### Given entries

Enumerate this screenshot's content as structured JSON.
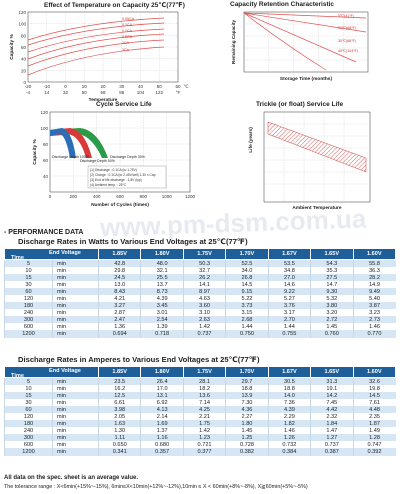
{
  "charts": {
    "temp_capacity": {
      "title": "Effect of Temperature on Capacity  25℃(77℉)",
      "ylabel": "Capacity %",
      "xlabel": "Temperature",
      "y_ticks": [
        "120",
        "100",
        "80",
        "60",
        "40",
        "20",
        "0"
      ],
      "x_ticks_c": [
        "-20",
        "-10",
        "0",
        "10",
        "20",
        "30",
        "40",
        "50",
        "60"
      ],
      "x_ticks_f": [
        "-4",
        "14",
        "32",
        "50",
        "68",
        "86",
        "104",
        "122",
        "°F"
      ],
      "c_unit": "℃",
      "curve_labels": [
        "0.05CA",
        "0.1CA",
        "0.2CA",
        "0.5CA",
        "1CA",
        "3CA"
      ]
    },
    "capacity_retention": {
      "title": "Capacity Retention Characteristic",
      "ylabel": "Remaining Capacity",
      "xlabel": "Storage Time (months)",
      "curve_labels": [
        "5℃(41℉)",
        "20℃(68℉)",
        "30℃(86℉)",
        "40℃(104℉)"
      ]
    },
    "cycle_life": {
      "title": "Cycle Service Life",
      "ylabel": "Capacity %",
      "xlabel": "Number of Cycles (times)",
      "x_ticks": [
        "0",
        "200",
        "400",
        "600",
        "800",
        "1000",
        "1200"
      ],
      "y_ticks": [
        "120",
        "100",
        "80",
        "60",
        "40"
      ],
      "labels": [
        "Discharge Depth 100%",
        "Discharge Depth 50%",
        "Discharge Depth 30%"
      ],
      "notes": [
        "(1) Discharge : 0.1CA (to 1.75V)",
        "(2) Charge : 0.1CA (to 2.45V/cell) 1.30 x Cap",
        "(3) End of life discharge : 1.8V (typ)",
        "(4) Ambient temp. : 25℃"
      ]
    },
    "trickle_life": {
      "title": "Trickle (or float) Service Life",
      "ylabel": "Life (years)",
      "xlabel": "Ambient Temperature"
    }
  },
  "section_title": "- PERFORMANCE DATA",
  "table_watts": {
    "title": "Discharge Rates in Watts to Various End Voltages at 25℃(77℉)",
    "end_voltage_label": "End Voltage",
    "time_label": "Time",
    "voltages": [
      "1.85V",
      "1.80V",
      "1.75V",
      "1.70V",
      "1.67V",
      "1.65V",
      "1.60V"
    ],
    "rows": [
      {
        "t": "5",
        "u": "min",
        "v": [
          "42.8",
          "48.0",
          "50.3",
          "52.5",
          "53.5",
          "54.3",
          "55.8"
        ]
      },
      {
        "t": "10",
        "u": "min",
        "v": [
          "29.8",
          "32.1",
          "32.7",
          "34.0",
          "34.8",
          "35.3",
          "36.3"
        ]
      },
      {
        "t": "15",
        "u": "min",
        "v": [
          "24.5",
          "25.5",
          "26.2",
          "26.8",
          "27.0",
          "27.5",
          "28.2"
        ]
      },
      {
        "t": "30",
        "u": "min",
        "v": [
          "13.0",
          "13.7",
          "14.1",
          "14.5",
          "14.6",
          "14.7",
          "14.9"
        ]
      },
      {
        "t": "60",
        "u": "min",
        "v": [
          "8.43",
          "8.73",
          "8.97",
          "9.15",
          "9.22",
          "9.30",
          "9.49"
        ]
      },
      {
        "t": "120",
        "u": "min",
        "v": [
          "4.21",
          "4.39",
          "4.63",
          "5.22",
          "5.27",
          "5.32",
          "5.40"
        ]
      },
      {
        "t": "180",
        "u": "min",
        "v": [
          "3.27",
          "3.45",
          "3.60",
          "3.73",
          "3.76",
          "3.80",
          "3.87"
        ]
      },
      {
        "t": "240",
        "u": "min",
        "v": [
          "2.87",
          "3.01",
          "3.10",
          "3.15",
          "3.17",
          "3.20",
          "3.23"
        ]
      },
      {
        "t": "300",
        "u": "min",
        "v": [
          "2.47",
          "2.54",
          "2.63",
          "2.68",
          "2.70",
          "2.72",
          "2.73"
        ]
      },
      {
        "t": "600",
        "u": "min",
        "v": [
          "1.36",
          "1.39",
          "1.42",
          "1.44",
          "1.44",
          "1.45",
          "1.46"
        ]
      },
      {
        "t": "1200",
        "u": "min",
        "v": [
          "0.694",
          "0.718",
          "0.737",
          "0.750",
          "0.755",
          "0.760",
          "0.770"
        ]
      }
    ]
  },
  "table_amps": {
    "title": "Discharge Rates in Amperes to Various End Voltages at 25℃(77℉)",
    "end_voltage_label": "End Voltage",
    "time_label": "Time",
    "voltages": [
      "1.85V",
      "1.80V",
      "1.75V",
      "1.70V",
      "1.67V",
      "1.65V",
      "1.60V"
    ],
    "rows": [
      {
        "t": "5",
        "u": "min",
        "v": [
          "23.5",
          "26.4",
          "28.1",
          "29.7",
          "30.5",
          "31.3",
          "32.6"
        ]
      },
      {
        "t": "10",
        "u": "min",
        "v": [
          "16.2",
          "17.0",
          "18.2",
          "18.8",
          "18.8",
          "19.1",
          "19.8"
        ]
      },
      {
        "t": "15",
        "u": "min",
        "v": [
          "12.5",
          "13.1",
          "13.6",
          "13.9",
          "14.0",
          "14.2",
          "14.5"
        ]
      },
      {
        "t": "30",
        "u": "min",
        "v": [
          "6.61",
          "6.92",
          "7.14",
          "7.30",
          "7.36",
          "7.45",
          "7.61"
        ]
      },
      {
        "t": "60",
        "u": "min",
        "v": [
          "3.98",
          "4.13",
          "4.25",
          "4.36",
          "4.39",
          "4.42",
          "4.48"
        ]
      },
      {
        "t": "120",
        "u": "min",
        "v": [
          "2.05",
          "2.14",
          "2.21",
          "2.27",
          "2.29",
          "2.32",
          "2.35"
        ]
      },
      {
        "t": "180",
        "u": "min",
        "v": [
          "1.63",
          "1.69",
          "1.75",
          "1.80",
          "1.82",
          "1.84",
          "1.87"
        ]
      },
      {
        "t": "240",
        "u": "min",
        "v": [
          "1.30",
          "1.37",
          "1.42",
          "1.45",
          "1.46",
          "1.47",
          "1.49"
        ]
      },
      {
        "t": "300",
        "u": "min",
        "v": [
          "1.11",
          "1.16",
          "1.23",
          "1.25",
          "1.26",
          "1.27",
          "1.28"
        ]
      },
      {
        "t": "600",
        "u": "min",
        "v": [
          "0.650",
          "0.680",
          "0.721",
          "0.728",
          "0.732",
          "0.737",
          "0.747"
        ]
      },
      {
        "t": "1200",
        "u": "min",
        "v": [
          "0.341",
          "0.357",
          "0.377",
          "0.382",
          "0.384",
          "0.387",
          "0.392"
        ]
      }
    ]
  },
  "footer": {
    "note": "All data on the spec. sheet is an average value.",
    "tolerance": "The tolerance range : X<6min(+15%~-15%), 6min≤X<10min(+12%~-12%),10min ≤ X < 60min(+8%~-8%), X≧60min(+5%~-5%)"
  },
  "watermark": "www.pm-dsm.com.ua"
}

######

Written instruction: Pictures in the records above should not be copied. Repeat everything else exactly.

Answer to the problem:
Enumerate this screenshot's content as structured JSON.
{
  "charts": {
    "temp_capacity": {
      "title": "Effect of Temperature on Capacity  25℃(77℉)",
      "ylabel": "Capacity %",
      "xlabel": "Temperature",
      "y_ticks": [
        "120",
        "100",
        "80",
        "60",
        "40",
        "20",
        "0"
      ],
      "x_ticks_c": [
        "-20",
        "-10",
        "0",
        "10",
        "20",
        "30",
        "40",
        "50",
        "60"
      ],
      "x_ticks_f": [
        "-4",
        "14",
        "32",
        "50",
        "68",
        "86",
        "104",
        "122",
        "°F"
      ],
      "c_unit": "℃",
      "curve_labels": [
        "0.05CA",
        "0.1CA",
        "0.2CA",
        "0.5CA",
        "1CA",
        "3CA"
      ]
    },
    "capacity_retention": {
      "title": "Capacity Retention Characteristic",
      "ylabel": "Remaining Capacity",
      "xlabel": "Storage Time (months)",
      "curve_labels": [
        "5℃(41℉)",
        "20℃(68℉)",
        "30℃(86℉)",
        "40℃(104℉)"
      ]
    },
    "cycle_life": {
      "title": "Cycle Service Life",
      "ylabel": "Capacity %",
      "xlabel": "Number of Cycles (times)",
      "x_ticks": [
        "0",
        "200",
        "400",
        "600",
        "800",
        "1000",
        "1200"
      ],
      "y_ticks": [
        "120",
        "100",
        "80",
        "60",
        "40"
      ],
      "labels": [
        "Discharge Depth 100%",
        "Discharge Depth 50%",
        "Discharge Depth 30%"
      ],
      "notes": [
        "(1) Discharge : 0.1CA (to 1.75V)",
        "(2) Charge : 0.1CA (to 2.45V/cell) 1.30 x Cap",
        "(3) End of life discharge : 1.8V (typ)",
        "(4) Ambient temp. : 25℃"
      ]
    },
    "trickle_life": {
      "title": "Trickle (or float) Service Life",
      "ylabel": "Life (years)",
      "xlabel": "Ambient Temperature"
    }
  },
  "section_title": "- PERFORMANCE DATA",
  "table_watts": {
    "title": "Discharge Rates in Watts to Various End Voltages at 25℃(77℉)",
    "end_voltage_label": "End Voltage",
    "time_label": "Time",
    "voltages": [
      "1.85V",
      "1.80V",
      "1.75V",
      "1.70V",
      "1.67V",
      "1.65V",
      "1.60V"
    ],
    "rows": [
      {
        "t": "5",
        "u": "min",
        "v": [
          "42.8",
          "48.0",
          "50.3",
          "52.5",
          "53.5",
          "54.3",
          "55.8"
        ]
      },
      {
        "t": "10",
        "u": "min",
        "v": [
          "29.8",
          "32.1",
          "32.7",
          "34.0",
          "34.8",
          "35.3",
          "36.3"
        ]
      },
      {
        "t": "15",
        "u": "min",
        "v": [
          "24.5",
          "25.5",
          "26.2",
          "26.8",
          "27.0",
          "27.5",
          "28.2"
        ]
      },
      {
        "t": "30",
        "u": "min",
        "v": [
          "13.0",
          "13.7",
          "14.1",
          "14.5",
          "14.6",
          "14.7",
          "14.9"
        ]
      },
      {
        "t": "60",
        "u": "min",
        "v": [
          "8.43",
          "8.73",
          "8.97",
          "9.15",
          "9.22",
          "9.30",
          "9.49"
        ]
      },
      {
        "t": "120",
        "u": "min",
        "v": [
          "4.21",
          "4.39",
          "4.63",
          "5.22",
          "5.27",
          "5.32",
          "5.40"
        ]
      },
      {
        "t": "180",
        "u": "min",
        "v": [
          "3.27",
          "3.45",
          "3.60",
          "3.73",
          "3.76",
          "3.80",
          "3.87"
        ]
      },
      {
        "t": "240",
        "u": "min",
        "v": [
          "2.87",
          "3.01",
          "3.10",
          "3.15",
          "3.17",
          "3.20",
          "3.23"
        ]
      },
      {
        "t": "300",
        "u": "min",
        "v": [
          "2.47",
          "2.54",
          "2.63",
          "2.68",
          "2.70",
          "2.72",
          "2.73"
        ]
      },
      {
        "t": "600",
        "u": "min",
        "v": [
          "1.36",
          "1.39",
          "1.42",
          "1.44",
          "1.44",
          "1.45",
          "1.46"
        ]
      },
      {
        "t": "1200",
        "u": "min",
        "v": [
          "0.694",
          "0.718",
          "0.737",
          "0.750",
          "0.755",
          "0.760",
          "0.770"
        ]
      }
    ]
  },
  "table_amps": {
    "title": "Discharge Rates in Amperes to Various End Voltages at 25℃(77℉)",
    "end_voltage_label": "End Voltage",
    "time_label": "Time",
    "voltages": [
      "1.85V",
      "1.80V",
      "1.75V",
      "1.70V",
      "1.67V",
      "1.65V",
      "1.60V"
    ],
    "rows": [
      {
        "t": "5",
        "u": "min",
        "v": [
          "23.5",
          "26.4",
          "28.1",
          "29.7",
          "30.5",
          "31.3",
          "32.6"
        ]
      },
      {
        "t": "10",
        "u": "min",
        "v": [
          "16.2",
          "17.0",
          "18.2",
          "18.8",
          "18.8",
          "19.1",
          "19.8"
        ]
      },
      {
        "t": "15",
        "u": "min",
        "v": [
          "12.5",
          "13.1",
          "13.6",
          "13.9",
          "14.0",
          "14.2",
          "14.5"
        ]
      },
      {
        "t": "30",
        "u": "min",
        "v": [
          "6.61",
          "6.92",
          "7.14",
          "7.30",
          "7.36",
          "7.45",
          "7.61"
        ]
      },
      {
        "t": "60",
        "u": "min",
        "v": [
          "3.98",
          "4.13",
          "4.25",
          "4.36",
          "4.39",
          "4.42",
          "4.48"
        ]
      },
      {
        "t": "120",
        "u": "min",
        "v": [
          "2.05",
          "2.14",
          "2.21",
          "2.27",
          "2.29",
          "2.32",
          "2.35"
        ]
      },
      {
        "t": "180",
        "u": "min",
        "v": [
          "1.63",
          "1.69",
          "1.75",
          "1.80",
          "1.82",
          "1.84",
          "1.87"
        ]
      },
      {
        "t": "240",
        "u": "min",
        "v": [
          "1.30",
          "1.37",
          "1.42",
          "1.45",
          "1.46",
          "1.47",
          "1.49"
        ]
      },
      {
        "t": "300",
        "u": "min",
        "v": [
          "1.11",
          "1.16",
          "1.23",
          "1.25",
          "1.26",
          "1.27",
          "1.28"
        ]
      },
      {
        "t": "600",
        "u": "min",
        "v": [
          "0.650",
          "0.680",
          "0.721",
          "0.728",
          "0.732",
          "0.737",
          "0.747"
        ]
      },
      {
        "t": "1200",
        "u": "min",
        "v": [
          "0.341",
          "0.357",
          "0.377",
          "0.382",
          "0.384",
          "0.387",
          "0.392"
        ]
      }
    ]
  },
  "footer": {
    "note": "All data on the spec. sheet is an average value.",
    "tolerance": "The tolerance range : X<6min(+15%~-15%), 6min≤X<10min(+12%~-12%),10min ≤ X < 60min(+8%~-8%), X≧60min(+5%~-5%)"
  },
  "watermark": "www.pm-dsm.com.ua"
}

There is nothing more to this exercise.